Directive =>
Look through the material and copy each line holding "right".

Dataset content =>
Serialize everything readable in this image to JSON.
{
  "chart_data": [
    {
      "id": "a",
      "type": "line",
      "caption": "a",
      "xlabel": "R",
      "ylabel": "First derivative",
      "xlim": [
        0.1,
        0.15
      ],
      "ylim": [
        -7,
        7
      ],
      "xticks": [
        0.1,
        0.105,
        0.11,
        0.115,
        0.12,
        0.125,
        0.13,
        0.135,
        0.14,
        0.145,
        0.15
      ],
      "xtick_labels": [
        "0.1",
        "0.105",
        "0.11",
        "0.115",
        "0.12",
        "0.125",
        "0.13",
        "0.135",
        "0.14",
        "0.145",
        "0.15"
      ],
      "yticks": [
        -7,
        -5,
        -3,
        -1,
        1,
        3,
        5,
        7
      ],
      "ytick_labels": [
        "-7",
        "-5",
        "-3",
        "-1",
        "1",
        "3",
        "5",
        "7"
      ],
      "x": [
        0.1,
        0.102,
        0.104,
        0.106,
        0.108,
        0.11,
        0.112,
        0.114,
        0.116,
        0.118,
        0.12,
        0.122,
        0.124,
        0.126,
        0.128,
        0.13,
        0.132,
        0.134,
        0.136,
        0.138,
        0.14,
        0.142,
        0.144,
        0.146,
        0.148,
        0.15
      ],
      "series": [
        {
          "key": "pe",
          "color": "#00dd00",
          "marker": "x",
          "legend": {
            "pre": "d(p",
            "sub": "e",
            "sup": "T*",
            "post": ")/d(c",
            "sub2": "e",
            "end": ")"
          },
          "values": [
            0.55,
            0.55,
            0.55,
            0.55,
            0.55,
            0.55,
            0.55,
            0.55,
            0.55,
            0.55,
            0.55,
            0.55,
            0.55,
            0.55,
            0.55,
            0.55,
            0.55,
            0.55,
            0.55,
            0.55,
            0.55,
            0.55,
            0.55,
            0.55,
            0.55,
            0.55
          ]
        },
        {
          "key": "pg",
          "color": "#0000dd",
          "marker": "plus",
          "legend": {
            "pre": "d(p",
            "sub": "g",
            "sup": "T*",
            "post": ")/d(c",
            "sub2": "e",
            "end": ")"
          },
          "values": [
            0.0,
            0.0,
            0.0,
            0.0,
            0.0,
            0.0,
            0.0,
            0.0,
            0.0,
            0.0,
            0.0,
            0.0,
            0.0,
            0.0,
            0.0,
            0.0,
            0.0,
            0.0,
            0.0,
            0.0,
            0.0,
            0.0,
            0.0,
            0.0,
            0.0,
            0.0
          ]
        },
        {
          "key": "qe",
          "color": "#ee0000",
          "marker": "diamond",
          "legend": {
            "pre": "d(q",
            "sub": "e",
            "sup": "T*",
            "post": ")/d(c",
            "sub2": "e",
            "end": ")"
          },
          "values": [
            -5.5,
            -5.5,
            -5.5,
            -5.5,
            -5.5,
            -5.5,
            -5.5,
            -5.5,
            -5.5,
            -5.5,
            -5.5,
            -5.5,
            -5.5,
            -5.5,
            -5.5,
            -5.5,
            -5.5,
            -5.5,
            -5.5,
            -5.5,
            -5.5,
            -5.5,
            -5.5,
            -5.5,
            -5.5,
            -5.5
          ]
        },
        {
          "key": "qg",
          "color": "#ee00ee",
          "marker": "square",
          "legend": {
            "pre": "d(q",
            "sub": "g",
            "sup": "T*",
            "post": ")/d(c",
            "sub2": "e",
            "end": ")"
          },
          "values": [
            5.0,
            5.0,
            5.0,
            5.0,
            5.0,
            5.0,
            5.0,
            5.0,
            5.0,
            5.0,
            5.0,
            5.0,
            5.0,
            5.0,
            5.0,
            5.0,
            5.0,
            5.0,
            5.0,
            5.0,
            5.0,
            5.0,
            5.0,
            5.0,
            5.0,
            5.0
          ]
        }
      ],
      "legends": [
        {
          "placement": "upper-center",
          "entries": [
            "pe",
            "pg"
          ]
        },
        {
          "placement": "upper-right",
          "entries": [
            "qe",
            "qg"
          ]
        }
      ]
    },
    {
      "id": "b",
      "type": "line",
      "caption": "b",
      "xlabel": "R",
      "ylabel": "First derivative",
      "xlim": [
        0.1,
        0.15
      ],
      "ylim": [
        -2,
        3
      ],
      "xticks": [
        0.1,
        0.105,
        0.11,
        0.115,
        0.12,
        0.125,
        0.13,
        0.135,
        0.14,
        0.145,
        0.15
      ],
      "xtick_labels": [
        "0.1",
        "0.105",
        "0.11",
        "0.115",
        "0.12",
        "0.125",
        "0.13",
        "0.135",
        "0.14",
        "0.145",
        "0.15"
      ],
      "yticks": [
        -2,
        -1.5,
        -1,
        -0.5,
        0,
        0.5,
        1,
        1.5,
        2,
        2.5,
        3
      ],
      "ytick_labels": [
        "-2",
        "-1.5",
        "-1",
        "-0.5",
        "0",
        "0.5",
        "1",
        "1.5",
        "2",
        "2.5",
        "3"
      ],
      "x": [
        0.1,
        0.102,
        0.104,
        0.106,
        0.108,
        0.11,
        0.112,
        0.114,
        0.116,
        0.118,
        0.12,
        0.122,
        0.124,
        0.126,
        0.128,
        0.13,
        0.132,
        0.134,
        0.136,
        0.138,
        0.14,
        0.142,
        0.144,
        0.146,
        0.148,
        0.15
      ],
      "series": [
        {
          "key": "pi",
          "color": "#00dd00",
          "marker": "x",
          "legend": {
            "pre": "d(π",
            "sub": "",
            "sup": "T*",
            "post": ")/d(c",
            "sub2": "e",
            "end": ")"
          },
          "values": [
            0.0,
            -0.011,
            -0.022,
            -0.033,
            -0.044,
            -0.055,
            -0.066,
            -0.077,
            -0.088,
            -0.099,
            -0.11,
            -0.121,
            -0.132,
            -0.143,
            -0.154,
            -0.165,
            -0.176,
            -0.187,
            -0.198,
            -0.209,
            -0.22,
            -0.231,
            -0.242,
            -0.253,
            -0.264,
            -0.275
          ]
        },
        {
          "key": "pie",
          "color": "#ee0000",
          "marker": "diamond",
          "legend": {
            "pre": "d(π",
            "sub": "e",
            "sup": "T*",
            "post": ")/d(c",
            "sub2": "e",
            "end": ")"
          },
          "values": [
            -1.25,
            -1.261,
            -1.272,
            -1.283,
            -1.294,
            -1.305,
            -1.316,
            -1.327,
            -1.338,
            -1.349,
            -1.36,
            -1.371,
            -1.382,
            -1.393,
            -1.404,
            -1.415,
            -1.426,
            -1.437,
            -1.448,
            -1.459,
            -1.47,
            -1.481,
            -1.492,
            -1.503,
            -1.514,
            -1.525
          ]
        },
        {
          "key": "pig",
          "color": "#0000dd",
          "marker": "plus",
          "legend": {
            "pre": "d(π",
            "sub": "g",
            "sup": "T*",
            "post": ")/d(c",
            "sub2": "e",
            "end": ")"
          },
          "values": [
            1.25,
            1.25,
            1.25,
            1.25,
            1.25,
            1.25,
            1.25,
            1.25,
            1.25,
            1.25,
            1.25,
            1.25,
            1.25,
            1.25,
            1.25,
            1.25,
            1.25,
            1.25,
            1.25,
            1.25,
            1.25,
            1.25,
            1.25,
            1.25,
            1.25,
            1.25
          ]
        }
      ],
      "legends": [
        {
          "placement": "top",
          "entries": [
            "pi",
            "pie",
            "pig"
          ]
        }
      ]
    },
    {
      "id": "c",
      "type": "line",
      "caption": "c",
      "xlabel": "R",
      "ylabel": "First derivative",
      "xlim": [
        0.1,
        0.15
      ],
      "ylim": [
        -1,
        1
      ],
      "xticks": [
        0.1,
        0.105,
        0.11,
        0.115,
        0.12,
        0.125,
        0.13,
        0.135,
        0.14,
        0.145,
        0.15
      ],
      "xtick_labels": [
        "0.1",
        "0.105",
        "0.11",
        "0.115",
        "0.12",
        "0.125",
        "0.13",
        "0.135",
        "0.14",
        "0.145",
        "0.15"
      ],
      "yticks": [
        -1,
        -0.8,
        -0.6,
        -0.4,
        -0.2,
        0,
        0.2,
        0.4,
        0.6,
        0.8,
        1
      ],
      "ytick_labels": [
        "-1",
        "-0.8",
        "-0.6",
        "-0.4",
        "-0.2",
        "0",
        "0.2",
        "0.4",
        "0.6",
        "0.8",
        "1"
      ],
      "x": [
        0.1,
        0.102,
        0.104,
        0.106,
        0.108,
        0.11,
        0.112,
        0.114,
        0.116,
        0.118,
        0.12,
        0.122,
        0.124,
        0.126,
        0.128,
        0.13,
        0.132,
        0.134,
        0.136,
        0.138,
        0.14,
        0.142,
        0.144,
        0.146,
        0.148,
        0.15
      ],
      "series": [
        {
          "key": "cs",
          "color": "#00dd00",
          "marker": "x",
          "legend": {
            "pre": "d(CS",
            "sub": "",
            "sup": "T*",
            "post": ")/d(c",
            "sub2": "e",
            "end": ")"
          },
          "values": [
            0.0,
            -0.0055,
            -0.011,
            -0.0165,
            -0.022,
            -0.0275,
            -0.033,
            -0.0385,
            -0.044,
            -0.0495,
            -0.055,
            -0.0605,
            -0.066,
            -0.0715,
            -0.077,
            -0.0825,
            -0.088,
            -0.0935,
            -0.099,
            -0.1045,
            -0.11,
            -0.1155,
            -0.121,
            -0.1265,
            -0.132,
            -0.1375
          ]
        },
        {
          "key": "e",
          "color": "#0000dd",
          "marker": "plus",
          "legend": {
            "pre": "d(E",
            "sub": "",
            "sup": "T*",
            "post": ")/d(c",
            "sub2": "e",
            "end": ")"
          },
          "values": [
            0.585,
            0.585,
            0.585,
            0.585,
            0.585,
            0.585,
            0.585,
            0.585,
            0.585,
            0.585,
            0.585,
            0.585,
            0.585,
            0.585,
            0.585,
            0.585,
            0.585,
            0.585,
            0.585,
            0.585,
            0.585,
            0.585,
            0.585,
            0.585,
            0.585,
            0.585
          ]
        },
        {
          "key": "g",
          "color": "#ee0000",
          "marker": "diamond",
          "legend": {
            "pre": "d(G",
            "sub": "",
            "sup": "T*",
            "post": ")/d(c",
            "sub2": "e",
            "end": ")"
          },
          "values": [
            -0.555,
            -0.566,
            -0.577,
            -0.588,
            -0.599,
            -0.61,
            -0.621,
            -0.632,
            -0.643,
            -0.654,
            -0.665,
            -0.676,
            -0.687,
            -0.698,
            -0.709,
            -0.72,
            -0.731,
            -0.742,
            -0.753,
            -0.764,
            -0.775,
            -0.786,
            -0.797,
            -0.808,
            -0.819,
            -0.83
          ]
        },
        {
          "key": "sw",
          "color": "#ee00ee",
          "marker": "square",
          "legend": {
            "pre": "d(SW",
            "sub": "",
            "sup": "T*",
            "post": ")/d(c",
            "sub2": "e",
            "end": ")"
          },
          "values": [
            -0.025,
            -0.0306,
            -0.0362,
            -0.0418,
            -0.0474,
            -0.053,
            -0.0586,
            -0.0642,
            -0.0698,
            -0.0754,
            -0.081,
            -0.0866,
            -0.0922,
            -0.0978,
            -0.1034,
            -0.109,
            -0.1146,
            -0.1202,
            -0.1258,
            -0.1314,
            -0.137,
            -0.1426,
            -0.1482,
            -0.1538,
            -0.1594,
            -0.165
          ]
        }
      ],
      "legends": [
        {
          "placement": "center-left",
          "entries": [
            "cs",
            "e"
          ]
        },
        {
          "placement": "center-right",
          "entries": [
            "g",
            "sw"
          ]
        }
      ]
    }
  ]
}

Solution for this task =>
          "placement": "upper-right",
          "placement": "center-right",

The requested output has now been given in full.